Written instruction.
Repeat the material below word for word and leave out all pictures.

:: Rows

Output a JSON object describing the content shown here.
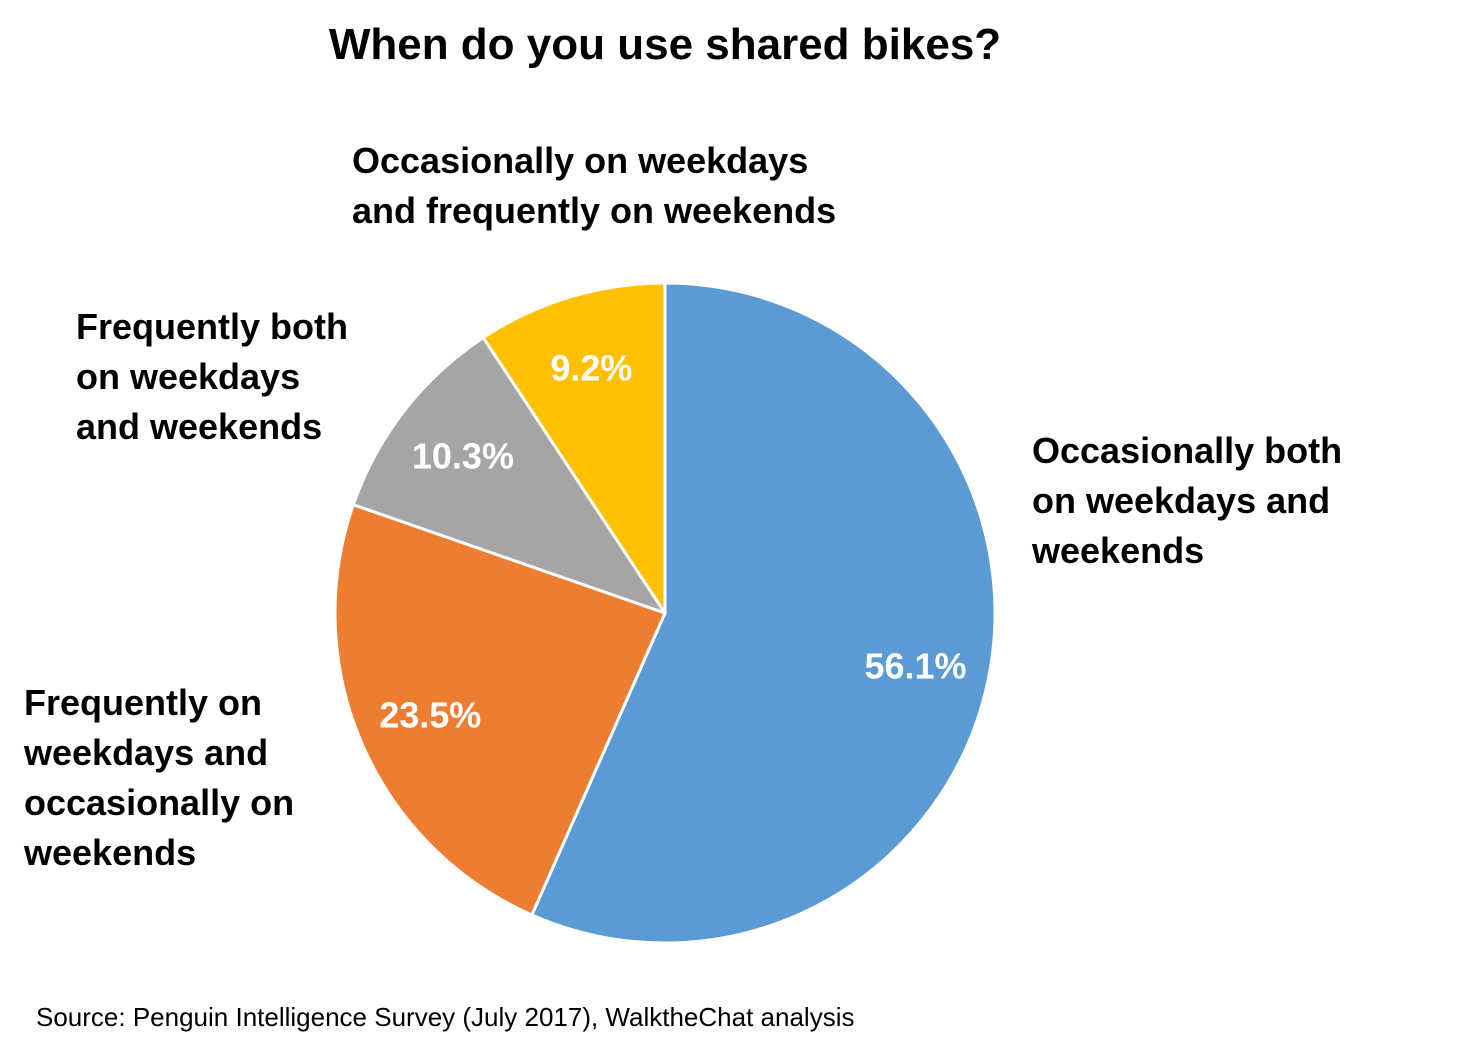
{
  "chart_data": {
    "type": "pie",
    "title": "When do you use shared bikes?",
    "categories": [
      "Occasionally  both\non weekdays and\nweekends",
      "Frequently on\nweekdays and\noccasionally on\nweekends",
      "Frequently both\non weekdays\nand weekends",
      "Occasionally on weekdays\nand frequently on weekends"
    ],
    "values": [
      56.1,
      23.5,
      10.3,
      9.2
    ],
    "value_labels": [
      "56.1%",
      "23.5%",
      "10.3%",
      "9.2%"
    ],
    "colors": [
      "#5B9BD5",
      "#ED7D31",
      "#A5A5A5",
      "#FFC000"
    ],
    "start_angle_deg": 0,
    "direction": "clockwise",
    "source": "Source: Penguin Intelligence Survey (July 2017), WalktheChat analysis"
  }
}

::::

Worked solution.
Output a JSON object describing the content shown here.
{
  "chart_data": {
    "type": "pie",
    "title": "When do you use shared bikes?",
    "categories": [
      "Occasionally  both\non weekdays and\nweekends",
      "Frequently on\nweekdays and\noccasionally on\nweekends",
      "Frequently both\non weekdays\nand weekends",
      "Occasionally on weekdays\nand frequently on weekends"
    ],
    "values": [
      56.1,
      23.5,
      10.3,
      9.2
    ],
    "value_labels": [
      "56.1%",
      "23.5%",
      "10.3%",
      "9.2%"
    ],
    "colors": [
      "#5B9BD5",
      "#ED7D31",
      "#A5A5A5",
      "#FFC000"
    ],
    "start_angle_deg": 0,
    "direction": "clockwise",
    "source": "Source: Penguin Intelligence Survey (July 2017), WalktheChat analysis"
  }
}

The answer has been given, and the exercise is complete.